What is being asked: Return the listing below exactly, with the pictures dropped.

Extracted information:
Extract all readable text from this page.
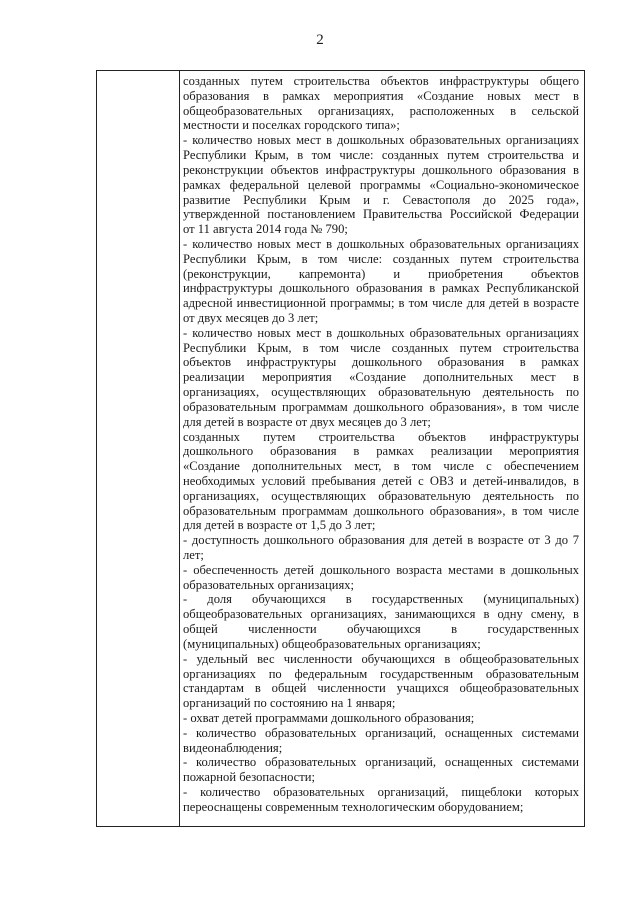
2
созданных путем строительства объектов инфраструктуры общего
образования в рамках мероприятия «Создание новых мест в
общеобразовательных организациях, расположенных в сельской
местности и поселках городского типа»;
- количество новых мест в дошкольных образовательных организациях
Республики Крым, в том числе: созданных путем строительства и
реконструкции объектов инфраструктуры дошкольного образования в
рамках федеральной целевой программы «Социально-экономическое
развитие Республики Крым и г. Севастополя до 2025 года»,
утвержденной постановлением Правительства Российской Федерации
от 11 августа 2014 года № 790;
- количество новых мест в дошкольных образовательных организациях
Республики Крым, в том числе: созданных путем строительства
(реконструкции, капремонта) и приобретения объектов
инфраструктуры дошкольного образования в рамках Республиканской
адресной инвестиционной программы; в том числе для детей в возрасте
от двух месяцев до 3 лет;
- количество новых мест в дошкольных образовательных организациях
Республики Крым, в том числе созданных путем строительства
объектов инфраструктуры дошкольного образования в рамках
реализации мероприятия «Создание дополнительных мест в
организациях, осуществляющих образовательную деятельность по
образовательным программам дошкольного образования», в том числе
для детей в возрасте от двух месяцев до 3 лет;
созданных путем строительства объектов инфраструктуры
дошкольного образования в рамках реализации мероприятия
«Создание дополнительных мест, в том числе с обеспечением
необходимых условий пребывания детей с ОВЗ и детей-инвалидов, в
организациях, осуществляющих образовательную деятельность по
образовательным программам дошкольного образования», в том числе
для детей в возрасте от 1,5 до 3 лет;
- доступность дошкольного образования для детей в возрасте от 3 до 7
лет;
- обеспеченность детей дошкольного возраста местами в дошкольных
образовательных организациях;
- доля обучающихся в государственных (муниципальных)
общеобразовательных организациях, занимающихся в одну смену, в
общей численности обучающихся в государственных
(муниципальных) общеобразовательных организациях;
- удельный вес численности обучающихся в общеобразовательных
организациях по федеральным государственным образовательным
стандартам в общей численности учащихся общеобразовательных
организаций по состоянию на 1 января;
- охват детей программами дошкольного образования;
- количество образовательных организаций, оснащенных системами
видеонаблюдения;
- количество образовательных организаций, оснащенных системами
пожарной безопасности;
- количество образовательных организаций, пищеблоки которых
переоснащены современным технологическим оборудованием;
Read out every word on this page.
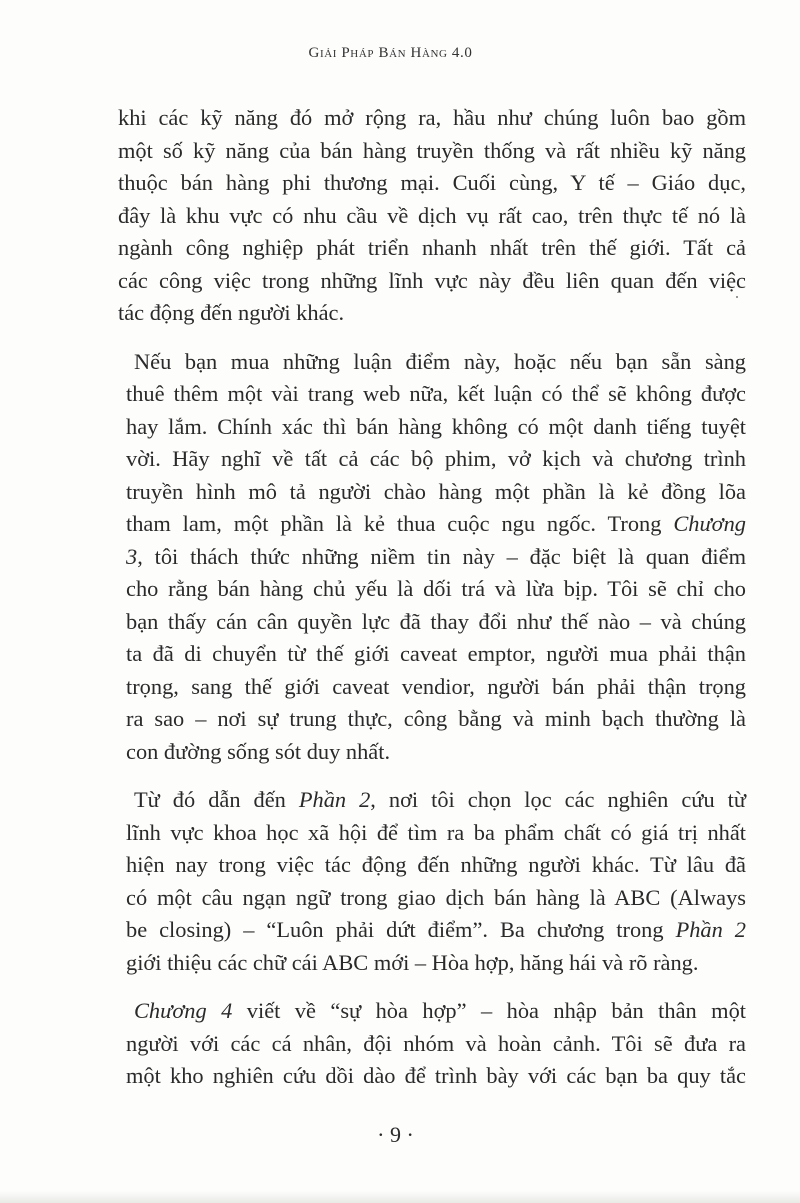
Giải Pháp Bán Hàng 4.0

khi các kỹ năng đó mở rộng ra, hầu như chúng luôn bao gồm
một số kỹ năng của bán hàng truyền thống và rất nhiều kỹ năng
thuộc bán hàng phi thương mại. Cuối cùng, Y tế – Giáo dục,
đây là khu vực có nhu cầu về dịch vụ rất cao, trên thực tế nó là
ngành công nghiệp phát triển nhanh nhất trên thế giới. Tất cả
các công việc trong những lĩnh vực này đều liên quan đến việc
tác động đến người khác.

Nếu bạn mua những luận điểm này, hoặc nếu bạn sẵn sàng
thuê thêm một vài trang web nữa, kết luận có thể sẽ không được
hay lắm. Chính xác thì bán hàng không có một danh tiếng tuyệt
vời. Hãy nghĩ về tất cả các bộ phim, vở kịch và chương trình
truyền hình mô tả người chào hàng một phần là kẻ đồng lõa
tham lam, một phần là kẻ thua cuộc ngu ngốc. Trong Chương
3, tôi thách thức những niềm tin này – đặc biệt là quan điểm
cho rằng bán hàng chủ yếu là dối trá và lừa bịp. Tôi sẽ chỉ cho
bạn thấy cán cân quyền lực đã thay đổi như thế nào – và chúng
ta đã di chuyển từ thế giới caveat emptor, người mua phải thận
trọng, sang thế giới caveat vendior, người bán phải thận trọng
ra sao – nơi sự trung thực, công bằng và minh bạch thường là
con đường sống sót duy nhất.

Từ đó dẫn đến Phần 2, nơi tôi chọn lọc các nghiên cứu từ
lĩnh vực khoa học xã hội để tìm ra ba phẩm chất có giá trị nhất
hiện nay trong việc tác động đến những người khác. Từ lâu đã
có một câu ngạn ngữ trong giao dịch bán hàng là ABC (Always
be closing) – “Luôn phải dứt điểm”. Ba chương trong Phần 2
giới thiệu các chữ cái ABC mới – Hòa hợp, hăng hái và rõ ràng.

Chương 4 viết về “sự hòa hợp” – hòa nhập bản thân một
người với các cá nhân, đội nhóm và hoàn cảnh. Tôi sẽ đưa ra
một kho nghiên cứu dồi dào để trình bày với các bạn ba quy tắc

· 9 ·
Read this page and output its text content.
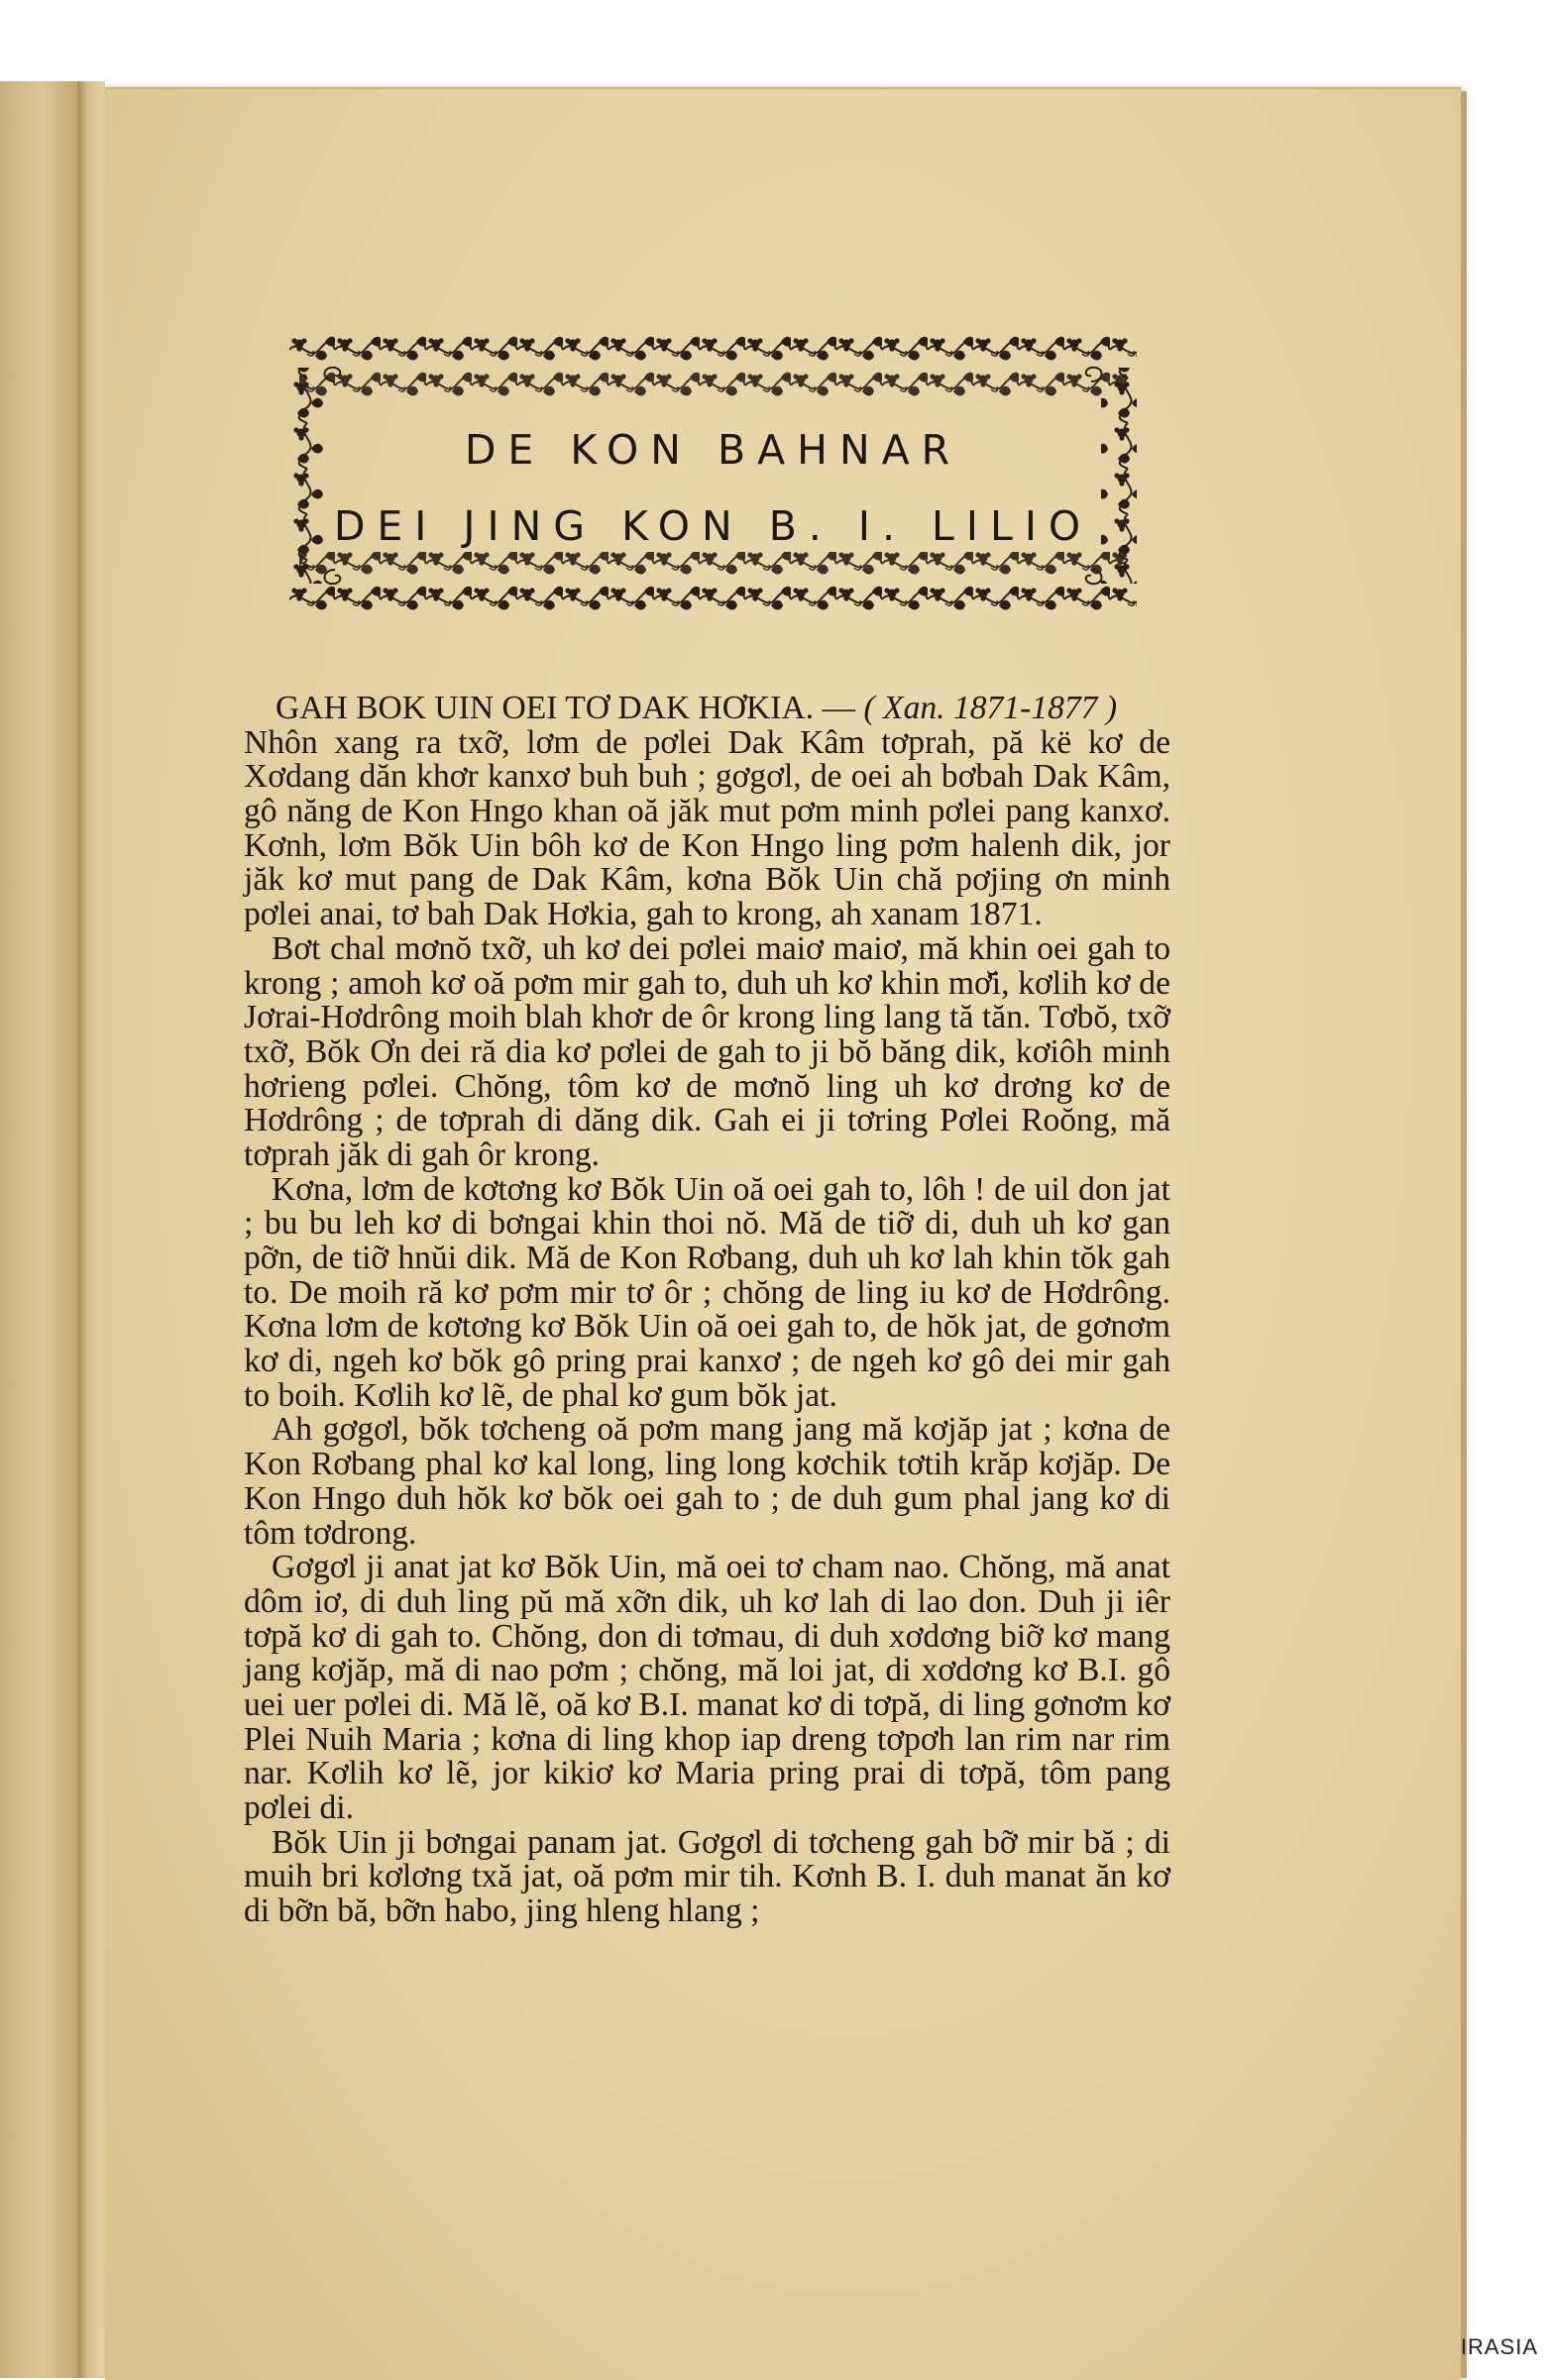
DE KON BAHNAR
DEI JING KON B. I. LILIO

GAH BOK UIN OEI TƠ DAK HƠKIA. — ( Xan. 1871-1877 )

Nhôn xang ra txỡ, lơm de pơlei Dak Kâm tơprah, pă kë kơ de Xơdang dăn khơr kanxơ buh buh ; gơgơl, de oei ah bơbah Dak Kâm, gô năng de Kon Hngo khan oă jăk mut pơm minh pơlei pang kanxơ. Kơnh, lơm Bŏk Uin bôh kơ de Kon Hngo ling pơm halenh dik, jor jăk kơ mut pang de Dak Kâm, kơna Bŏk Uin chă pơjing ơn minh pơlei anai, tơ bah Dak Hơkia, gah to krong, ah xanam 1871.

Bơt chal mơnŏ txỡ, uh kơ dei pơlei maiơ maiơ, mă khin oei gah to krong ; amoh kơ oă pơm mir gah to, duh uh kơ khin mơ̆i, kơlih kơ de Jơrai-Hơdrông moih blah khơr de ôr krong ling lang tă tăn. Tơbŏ, txỡ txỡ, Bŏk Ơn dei ră dia kơ pơlei de gah to ji bŏ băng dik, kơiôh minh hơrieng pơlei. Chŏng, tôm kơ de mơnŏ ling uh kơ drơng kơ de Hơdrông ; de tơprah di dăng dik. Gah ei ji tơring Pơlei Roŏng, mă tơprah jăk di gah ôr krong.

Kơna, lơm de kơtơng kơ Bŏk Uin oă oei gah to, lôh ! de uil don jat ; bu bu leh kơ di bơngai khin thoi nŏ. Mă de tiỡ di, duh uh kơ gan pỡn, de tiỡ hnŭi dik. Mă de Kon Rơbang, duh uh kơ lah khin tŏk gah to. De moih ră kơ pơm mir tơ ôr ; chŏng de ling iu kơ de Hơdrông. Kơna lơm de kơtơng kơ Bŏk Uin oă oei gah to, de hŏk jat, de gơnơm kơ di, ngeh kơ bŏk gô pring prai kanxơ ; de ngeh kơ gô dei mir gah to boih. Kơlih kơ lẽ, de phal kơ gum bŏk jat.

Ah gơgơl, bŏk tơcheng oă pơm mang jang mă kơjăp jat ; kơna de Kon Rơbang phal kơ kal long, ling long kơchik tơtih krăp kơjăp. De Kon Hngo duh hŏk kơ bŏk oei gah to ; de duh gum phal jang kơ di tôm tơdrong.

Gơgơl ji anat jat kơ Bŏk Uin, mă oei tơ cham nao. Chŏng, mă anat dôm iơ, di duh ling pŭ mă xỡn dik, uh kơ lah di lao don. Duh ji iêr tơpă kơ di gah to. Chŏng, don di tơmau, di duh xơdơng biỡ kơ mang jang kơjăp, mă di nao pơm ; chŏng, mă loi jat, di xơdơng kơ B.I. gô uei uer pơlei di. Mă lẽ, oă kơ B.I. manat kơ di tơpă, di ling gơnơm kơ Plei Nuih Maria ; kơna di ling khop iap dreng tơpơh lan rim nar rim nar. Kơlih kơ lẽ, jor kikiơ kơ Maria pring prai di tơpă, tôm pang pơlei di.

Bŏk Uin ji bơngai panam jat. Gơgơl di tơcheng gah bỡ mir bă ; di muih bri kơlơng txă jat, oă pơm mir tih. Kơnh B. I. duh manat ăn kơ di bỡn bă, bỡn habo, jing hleng hlang ;

IRASIA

Solved exercise:
Extract all readable text from this page.
2
созданных путем строительства объектов инфраструктуры общего
образования в рамках мероприятия «Создание новых мест в
общеобразовательных организациях, расположенных в сельской
местности и поселках городского типа»;
- количество новых мест в дошкольных образовательных организациях
Республики Крым, в том числе: созданных путем строительства и
реконструкции объектов инфраструктуры дошкольного образования в
рамках федеральной целевой программы «Социально-экономическое
развитие Республики Крым и г. Севастополя до 2025 года»,
утвержденной постановлением Правительства Российской Федерации
от 11 августа 2014 года № 790;
- количество новых мест в дошкольных образовательных организациях
Республики Крым, в том числе: созданных путем строительства
(реконструкции, капремонта) и приобретения объектов
инфраструктуры дошкольного образования в рамках Республиканской
адресной инвестиционной программы; в том числе для детей в возрасте
от двух месяцев до 3 лет;
- количество новых мест в дошкольных образовательных организациях
Республики Крым, в том числе созданных путем строительства
объектов инфраструктуры дошкольного образования в рамках
реализации мероприятия «Создание дополнительных мест в
организациях, осуществляющих образовательную деятельность по
образовательным программам дошкольного образования», в том числе
для детей в возрасте от двух месяцев до 3 лет;
созданных путем строительства объектов инфраструктуры
дошкольного образования в рамках реализации мероприятия
«Создание дополнительных мест, в том числе с обеспечением
необходимых условий пребывания детей с ОВЗ и детей-инвалидов, в
организациях, осуществляющих образовательную деятельность по
образовательным программам дошкольного образования», в том числе
для детей в возрасте от 1,5 до 3 лет;
- доступность дошкольного образования для детей в возрасте от 3 до 7
лет;
- обеспеченность детей дошкольного возраста местами в дошкольных
образовательных организациях;
- доля обучающихся в государственных (муниципальных)
общеобразовательных организациях, занимающихся в одну смену, в
общей численности обучающихся в государственных
(муниципальных) общеобразовательных организациях;
- удельный вес численности обучающихся в общеобразовательных
организациях по федеральным государственным образовательным
стандартам в общей численности учащихся общеобразовательных
организаций по состоянию на 1 января;
- охват детей программами дошкольного образования;
- количество образовательных организаций, оснащенных системами
видеонаблюдения;
- количество образовательных организаций, оснащенных системами
пожарной безопасности;
- количество образовательных организаций, пищеблоки которых
переоснащены современным технологическим оборудованием;
Read out every word on this page.
Giải Pháp Bán Hàng 4.0

khi các kỹ năng đó mở rộng ra, hầu như chúng luôn bao gồm
một số kỹ năng của bán hàng truyền thống và rất nhiều kỹ năng
thuộc bán hàng phi thương mại. Cuối cùng, Y tế – Giáo dục,
đây là khu vực có nhu cầu về dịch vụ rất cao, trên thực tế nó là
ngành công nghiệp phát triển nhanh nhất trên thế giới. Tất cả
các công việc trong những lĩnh vực này đều liên quan đến việc
tác động đến người khác.

Nếu bạn mua những luận điểm này, hoặc nếu bạn sẵn sàng
thuê thêm một vài trang web nữa, kết luận có thể sẽ không được
hay lắm. Chính xác thì bán hàng không có một danh tiếng tuyệt
vời. Hãy nghĩ về tất cả các bộ phim, vở kịch và chương trình
truyền hình mô tả người chào hàng một phần là kẻ đồng lõa
tham lam, một phần là kẻ thua cuộc ngu ngốc. Trong Chương
3, tôi thách thức những niềm tin này – đặc biệt là quan điểm
cho rằng bán hàng chủ yếu là dối trá và lừa bịp. Tôi sẽ chỉ cho
bạn thấy cán cân quyền lực đã thay đổi như thế nào – và chúng
ta đã di chuyển từ thế giới caveat emptor, người mua phải thận
trọng, sang thế giới caveat vendior, người bán phải thận trọng
ra sao – nơi sự trung thực, công bằng và minh bạch thường là
con đường sống sót duy nhất.

Từ đó dẫn đến Phần 2, nơi tôi chọn lọc các nghiên cứu từ
lĩnh vực khoa học xã hội để tìm ra ba phẩm chất có giá trị nhất
hiện nay trong việc tác động đến những người khác. Từ lâu đã
có một câu ngạn ngữ trong giao dịch bán hàng là ABC (Always
be closing) – “Luôn phải dứt điểm”. Ba chương trong Phần 2
giới thiệu các chữ cái ABC mới – Hòa hợp, hăng hái và rõ ràng.

Chương 4 viết về “sự hòa hợp” – hòa nhập bản thân một
người với các cá nhân, đội nhóm và hoàn cảnh. Tôi sẽ đưa ra
một kho nghiên cứu dồi dào để trình bày với các bạn ba quy tắc

· 9 ·
Read this page and output its text content.
DE KON BAHNAR
DEI JING KON B. I. LILIO

GAH BOK UIN OEI TƠ DAK HƠKIA. — ( Xan. 1871-1877 )

Nhôn xang ra txỡ, lơm de pơlei Dak Kâm tơprah, pă kë kơ de Xơdang dăn khơr kanxơ buh buh ; gơgơl, de oei ah bơbah Dak Kâm, gô năng de Kon Hngo khan oă jăk mut pơm minh pơlei pang kanxơ. Kơnh, lơm Bŏk Uin bôh kơ de Kon Hngo ling pơm halenh dik, jor jăk kơ mut pang de Dak Kâm, kơna Bŏk Uin chă pơjing ơn minh pơlei anai, tơ bah Dak Hơkia, gah to krong, ah xanam 1871.

Bơt chal mơnŏ txỡ, uh kơ dei pơlei maiơ maiơ, mă khin oei gah to krong ; amoh kơ oă pơm mir gah to, duh uh kơ khin mơ̆i, kơlih kơ de Jơrai-Hơdrông moih blah khơr de ôr krong ling lang tă tăn. Tơbŏ, txỡ txỡ, Bŏk Ơn dei ră dia kơ pơlei de gah to ji bŏ băng dik, kơiôh minh hơrieng pơlei. Chŏng, tôm kơ de mơnŏ ling uh kơ drơng kơ de Hơdrông ; de tơprah di dăng dik. Gah ei ji tơring Pơlei Roŏng, mă tơprah jăk di gah ôr krong.

Kơna, lơm de kơtơng kơ Bŏk Uin oă oei gah to, lôh ! de uil don jat ; bu bu leh kơ di bơngai khin thoi nŏ. Mă de tiỡ di, duh uh kơ gan pỡn, de tiỡ hnŭi dik. Mă de Kon Rơbang, duh uh kơ lah khin tŏk gah to. De moih ră kơ pơm mir tơ ôr ; chŏng de ling iu kơ de Hơdrông. Kơna lơm de kơtơng kơ Bŏk Uin oă oei gah to, de hŏk jat, de gơnơm kơ di, ngeh kơ bŏk gô pring prai kanxơ ; de ngeh kơ gô dei mir gah to boih. Kơlih kơ lẽ, de phal kơ gum bŏk jat.

Ah gơgơl, bŏk tơcheng oă pơm mang jang mă kơjăp jat ; kơna de Kon Rơbang phal kơ kal long, ling long kơchik tơtih krăp kơjăp. De Kon Hngo duh hŏk kơ bŏk oei gah to ; de duh gum phal jang kơ di tôm tơdrong.

Gơgơl ji anat jat kơ Bŏk Uin, mă oei tơ cham nao. Chŏng, mă anat dôm iơ, di duh ling pŭ mă xỡn dik, uh kơ lah di lao don. Duh ji iêr tơpă kơ di gah to. Chŏng, don di tơmau, di duh xơdơng biỡ kơ mang jang kơjăp, mă di nao pơm ; chŏng, mă loi jat, di xơdơng kơ B.I. gô uei uer pơlei di. Mă lẽ, oă kơ B.I. manat kơ di tơpă, di ling gơnơm kơ Plei Nuih Maria ; kơna di ling khop iap dreng tơpơh lan rim nar rim nar. Kơlih kơ lẽ, jor kikiơ kơ Maria pring prai di tơpă, tôm pang pơlei di.

Bŏk Uin ji bơngai panam jat. Gơgơl di tơcheng gah bỡ mir bă ; di muih bri kơlơng txă jat, oă pơm mir tih. Kơnh B. I. duh manat ăn kơ di bỡn bă, bỡn habo, jing hleng hlang ;

IRASIA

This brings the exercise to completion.